### Problem to work on
Copy out each line of the material in which the word "térhódítása" appears.

====================

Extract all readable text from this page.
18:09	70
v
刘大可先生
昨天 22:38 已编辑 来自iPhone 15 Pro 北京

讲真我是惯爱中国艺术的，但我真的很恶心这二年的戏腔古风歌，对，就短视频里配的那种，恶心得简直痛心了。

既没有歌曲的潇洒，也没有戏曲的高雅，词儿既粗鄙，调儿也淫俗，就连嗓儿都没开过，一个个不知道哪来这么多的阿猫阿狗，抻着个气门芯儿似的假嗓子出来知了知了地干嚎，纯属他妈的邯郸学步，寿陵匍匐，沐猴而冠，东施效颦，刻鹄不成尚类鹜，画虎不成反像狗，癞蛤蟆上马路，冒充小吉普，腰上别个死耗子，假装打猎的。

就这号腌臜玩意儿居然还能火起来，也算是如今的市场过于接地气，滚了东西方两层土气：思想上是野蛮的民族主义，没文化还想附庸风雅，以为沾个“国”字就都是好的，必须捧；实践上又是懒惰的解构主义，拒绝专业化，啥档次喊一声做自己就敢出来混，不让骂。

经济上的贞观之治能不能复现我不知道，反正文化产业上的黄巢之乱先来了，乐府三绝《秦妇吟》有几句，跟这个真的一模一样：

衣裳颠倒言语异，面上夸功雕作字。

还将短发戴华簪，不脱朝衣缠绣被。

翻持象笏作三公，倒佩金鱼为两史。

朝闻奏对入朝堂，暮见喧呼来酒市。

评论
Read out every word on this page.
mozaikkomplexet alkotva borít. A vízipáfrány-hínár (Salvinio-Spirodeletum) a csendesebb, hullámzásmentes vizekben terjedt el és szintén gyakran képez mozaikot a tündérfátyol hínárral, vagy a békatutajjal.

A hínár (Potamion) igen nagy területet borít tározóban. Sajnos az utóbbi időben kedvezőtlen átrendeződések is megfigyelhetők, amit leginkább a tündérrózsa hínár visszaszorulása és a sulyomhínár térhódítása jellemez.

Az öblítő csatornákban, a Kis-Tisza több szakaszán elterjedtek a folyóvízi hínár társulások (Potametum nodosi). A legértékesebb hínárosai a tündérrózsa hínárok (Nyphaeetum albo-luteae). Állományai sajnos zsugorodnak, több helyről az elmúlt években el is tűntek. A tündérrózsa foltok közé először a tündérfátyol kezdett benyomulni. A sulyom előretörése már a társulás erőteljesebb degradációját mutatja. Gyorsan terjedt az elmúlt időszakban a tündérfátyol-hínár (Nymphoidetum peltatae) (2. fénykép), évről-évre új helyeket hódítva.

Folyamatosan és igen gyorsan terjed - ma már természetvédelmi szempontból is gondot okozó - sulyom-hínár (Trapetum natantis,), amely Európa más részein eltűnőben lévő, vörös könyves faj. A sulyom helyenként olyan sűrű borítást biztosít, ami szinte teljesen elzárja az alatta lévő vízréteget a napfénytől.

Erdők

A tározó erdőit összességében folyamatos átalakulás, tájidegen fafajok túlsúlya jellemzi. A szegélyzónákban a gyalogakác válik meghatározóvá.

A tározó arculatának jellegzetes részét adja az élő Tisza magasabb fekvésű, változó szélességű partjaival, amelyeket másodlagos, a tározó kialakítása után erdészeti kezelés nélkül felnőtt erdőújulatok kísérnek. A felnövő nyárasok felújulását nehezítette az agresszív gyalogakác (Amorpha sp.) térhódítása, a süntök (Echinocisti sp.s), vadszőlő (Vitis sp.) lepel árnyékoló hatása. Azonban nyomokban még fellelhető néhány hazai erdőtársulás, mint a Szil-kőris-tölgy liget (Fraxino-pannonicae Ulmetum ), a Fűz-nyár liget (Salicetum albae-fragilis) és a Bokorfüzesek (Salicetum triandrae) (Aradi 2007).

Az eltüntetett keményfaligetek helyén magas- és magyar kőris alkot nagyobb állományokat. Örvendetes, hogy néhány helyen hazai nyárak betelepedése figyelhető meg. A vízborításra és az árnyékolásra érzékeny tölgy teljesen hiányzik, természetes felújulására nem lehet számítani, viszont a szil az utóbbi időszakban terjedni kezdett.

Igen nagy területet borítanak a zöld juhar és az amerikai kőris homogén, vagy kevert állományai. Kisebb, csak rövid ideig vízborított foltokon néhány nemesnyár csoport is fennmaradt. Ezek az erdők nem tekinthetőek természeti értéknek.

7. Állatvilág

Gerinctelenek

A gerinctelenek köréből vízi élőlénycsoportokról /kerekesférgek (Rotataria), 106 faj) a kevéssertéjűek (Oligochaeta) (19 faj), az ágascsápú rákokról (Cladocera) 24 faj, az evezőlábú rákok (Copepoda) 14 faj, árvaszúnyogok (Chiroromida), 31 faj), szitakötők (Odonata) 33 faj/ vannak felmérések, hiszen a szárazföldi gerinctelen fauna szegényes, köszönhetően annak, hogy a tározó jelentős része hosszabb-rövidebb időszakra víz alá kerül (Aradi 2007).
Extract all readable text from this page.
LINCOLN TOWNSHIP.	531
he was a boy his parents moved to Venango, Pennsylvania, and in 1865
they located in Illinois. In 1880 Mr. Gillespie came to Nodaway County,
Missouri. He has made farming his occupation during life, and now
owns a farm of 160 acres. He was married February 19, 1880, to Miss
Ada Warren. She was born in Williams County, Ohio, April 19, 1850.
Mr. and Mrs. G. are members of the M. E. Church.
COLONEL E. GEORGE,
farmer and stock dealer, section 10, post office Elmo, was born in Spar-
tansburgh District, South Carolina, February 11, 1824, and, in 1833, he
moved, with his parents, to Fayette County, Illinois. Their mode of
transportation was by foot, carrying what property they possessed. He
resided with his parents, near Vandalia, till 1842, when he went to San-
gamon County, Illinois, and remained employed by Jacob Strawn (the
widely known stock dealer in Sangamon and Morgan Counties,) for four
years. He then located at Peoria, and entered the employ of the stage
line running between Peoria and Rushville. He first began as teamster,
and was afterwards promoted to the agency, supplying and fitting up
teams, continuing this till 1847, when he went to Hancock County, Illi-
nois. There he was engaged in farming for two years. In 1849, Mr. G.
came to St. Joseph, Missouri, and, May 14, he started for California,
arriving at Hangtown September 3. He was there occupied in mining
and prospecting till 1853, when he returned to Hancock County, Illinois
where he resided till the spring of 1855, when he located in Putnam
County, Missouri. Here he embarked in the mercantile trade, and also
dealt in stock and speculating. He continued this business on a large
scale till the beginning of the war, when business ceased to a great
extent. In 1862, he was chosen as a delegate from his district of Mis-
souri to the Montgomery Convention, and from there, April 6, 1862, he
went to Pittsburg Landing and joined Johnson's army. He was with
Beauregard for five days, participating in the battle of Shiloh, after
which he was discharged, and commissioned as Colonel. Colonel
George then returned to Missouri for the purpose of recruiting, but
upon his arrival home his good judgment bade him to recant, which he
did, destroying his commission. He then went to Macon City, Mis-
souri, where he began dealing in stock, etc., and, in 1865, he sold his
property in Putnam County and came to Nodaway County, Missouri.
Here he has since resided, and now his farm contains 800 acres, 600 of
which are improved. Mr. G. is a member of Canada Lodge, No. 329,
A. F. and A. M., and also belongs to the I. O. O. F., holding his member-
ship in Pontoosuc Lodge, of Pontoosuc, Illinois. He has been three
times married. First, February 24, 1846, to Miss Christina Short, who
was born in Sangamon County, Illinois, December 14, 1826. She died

====================

### Solution for this exercise
A hínár (Potamion) igen nagy területet borít tározóban. Sajnos az utóbbi időben kedvezőtlen átrendeződések is megfigyelhetők, amit leginkább a tündérrózsa hínár visszaszorulása és a sulyomhínár térhódítása jellemez.
A tározó arculatának jellegzetes részét adja az élő Tisza magasabb fekvésű, változó szélességű partjaival, amelyeket másodlagos, a tározó kialakítása után erdészeti kezelés nélkül felnőtt erdőújulatok kísérnek. A felnövő nyárasok felújulását nehezítette az agresszív gyalogakác (Amorpha sp.) térhódítása, a süntök (Echinocisti sp.s), vadszőlő (Vitis sp.) lepel árnyékoló hatása. Azonban nyomokban még fellelhető néhány hazai erdőtársulás, mint a Szil-kőris-tölgy liget (Fraxino-pannonicae Ulmetum ), a Fűz-nyár liget (Salicetum albae-fragilis) és a Bokorfüzesek (Salicetum triandrae) (Aradi 2007).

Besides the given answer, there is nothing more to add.